Problem details |
Copy every line, leaving nothing out and adding nothing.

Provided material |
= = = = =
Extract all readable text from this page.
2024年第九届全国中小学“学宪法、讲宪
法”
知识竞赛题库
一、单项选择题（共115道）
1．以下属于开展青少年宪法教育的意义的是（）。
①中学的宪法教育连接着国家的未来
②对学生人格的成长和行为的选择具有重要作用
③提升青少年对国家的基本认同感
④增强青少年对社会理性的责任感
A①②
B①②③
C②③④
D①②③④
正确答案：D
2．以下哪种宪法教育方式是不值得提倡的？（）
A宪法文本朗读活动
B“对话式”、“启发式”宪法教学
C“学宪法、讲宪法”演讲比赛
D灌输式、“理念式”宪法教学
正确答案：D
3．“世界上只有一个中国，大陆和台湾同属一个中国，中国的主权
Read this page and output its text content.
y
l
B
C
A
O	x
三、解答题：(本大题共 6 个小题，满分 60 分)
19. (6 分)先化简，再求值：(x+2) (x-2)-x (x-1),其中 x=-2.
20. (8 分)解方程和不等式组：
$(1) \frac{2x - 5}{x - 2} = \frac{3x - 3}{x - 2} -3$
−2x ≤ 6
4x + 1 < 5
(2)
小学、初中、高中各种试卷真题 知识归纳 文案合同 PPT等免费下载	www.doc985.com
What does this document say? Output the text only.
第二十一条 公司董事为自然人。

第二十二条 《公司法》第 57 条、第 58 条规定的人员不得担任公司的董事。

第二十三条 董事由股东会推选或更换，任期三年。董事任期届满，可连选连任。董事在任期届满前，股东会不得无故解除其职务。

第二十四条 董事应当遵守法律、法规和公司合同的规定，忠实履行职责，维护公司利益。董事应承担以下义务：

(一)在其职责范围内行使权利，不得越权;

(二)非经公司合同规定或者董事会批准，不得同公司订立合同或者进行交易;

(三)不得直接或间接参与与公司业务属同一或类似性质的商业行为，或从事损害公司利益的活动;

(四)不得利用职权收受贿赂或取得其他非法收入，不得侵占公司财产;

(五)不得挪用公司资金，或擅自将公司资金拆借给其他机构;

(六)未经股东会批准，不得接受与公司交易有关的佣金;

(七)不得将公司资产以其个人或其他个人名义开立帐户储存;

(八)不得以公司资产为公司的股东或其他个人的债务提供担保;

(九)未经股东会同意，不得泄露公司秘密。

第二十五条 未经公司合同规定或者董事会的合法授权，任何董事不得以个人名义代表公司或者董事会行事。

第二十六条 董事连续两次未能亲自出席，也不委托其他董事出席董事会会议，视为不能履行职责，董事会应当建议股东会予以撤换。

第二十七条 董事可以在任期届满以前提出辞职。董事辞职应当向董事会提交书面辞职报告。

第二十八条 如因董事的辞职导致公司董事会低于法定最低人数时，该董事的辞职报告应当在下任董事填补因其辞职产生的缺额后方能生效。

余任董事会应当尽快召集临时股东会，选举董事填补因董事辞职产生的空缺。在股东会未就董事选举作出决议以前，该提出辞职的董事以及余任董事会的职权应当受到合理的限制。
= = = = =
Exercise result |
Extract all readable text from this page.
2024年第九届全国中小学“学宪法、讲宪
法”
知识竞赛题库
一、单项选择题（共115道）
1．以下属于开展青少年宪法教育的意义的是（）。
①中学的宪法教育连接着国家的未来
②对学生人格的成长和行为的选择具有重要作用
③提升青少年对国家的基本认同感
④增强青少年对社会理性的责任感
A①②
B①②③
C②③④
D①②③④
正确答案：D
2．以下哪种宪法教育方式是不值得提倡的？（）
A宪法文本朗读活动
B“对话式”、“启发式”宪法教学
C“学宪法、讲宪法”演讲比赛
D灌输式、“理念式”宪法教学
正确答案：D
3．“世界上只有一个中国，大陆和台湾同属一个中国，中国的主权
Read this page and output its text content.
y
l
B
C
A
O	x
三、解答题：(本大题共 6 个小题，满分 60 分)
19. (6 分)先化简，再求值：(x+2) (x-2)-x (x-1),其中 x=-2.
20. (8 分)解方程和不等式组：
$(1) \frac{2x - 5}{x - 2} = \frac{3x - 3}{x - 2} -3$
−2x ≤ 6
4x + 1 < 5
(2)
小学、初中、高中各种试卷真题 知识归纳 文案合同 PPT等免费下载	www.doc985.com
What does this document say? Output the text only.
第二十一条 公司董事为自然人。

第二十二条 《公司法》第 57 条、第 58 条规定的人员不得担任公司的董事。

第二十三条 董事由股东会推选或更换，任期三年。董事任期届满，可连选连任。董事在任期届满前，股东会不得无故解除其职务。

第二十四条 董事应当遵守法律、法规和公司合同的规定，忠实履行职责，维护公司利益。董事应承担以下义务：

(一)在其职责范围内行使权利，不得越权;

(二)非经公司合同规定或者董事会批准，不得同公司订立合同或者进行交易;

(三)不得直接或间接参与与公司业务属同一或类似性质的商业行为，或从事损害公司利益的活动;

(四)不得利用职权收受贿赂或取得其他非法收入，不得侵占公司财产;

(五)不得挪用公司资金，或擅自将公司资金拆借给其他机构;

(六)未经股东会批准，不得接受与公司交易有关的佣金;

(七)不得将公司资产以其个人或其他个人名义开立帐户储存;

(八)不得以公司资产为公司的股东或其他个人的债务提供担保;

(九)未经股东会同意，不得泄露公司秘密。

第二十五条 未经公司合同规定或者董事会的合法授权，任何董事不得以个人名义代表公司或者董事会行事。

第二十六条 董事连续两次未能亲自出席，也不委托其他董事出席董事会会议，视为不能履行职责，董事会应当建议股东会予以撤换。

第二十七条 董事可以在任期届满以前提出辞职。董事辞职应当向董事会提交书面辞职报告。

第二十八条 如因董事的辞职导致公司董事会低于法定最低人数时，该董事的辞职报告应当在下任董事填补因其辞职产生的缺额后方能生效。

余任董事会应当尽快召集临时股东会，选举董事填补因董事辞职产生的空缺。在股东会未就董事选举作出决议以前，该提出辞职的董事以及余任董事会的职权应当受到合理的限制。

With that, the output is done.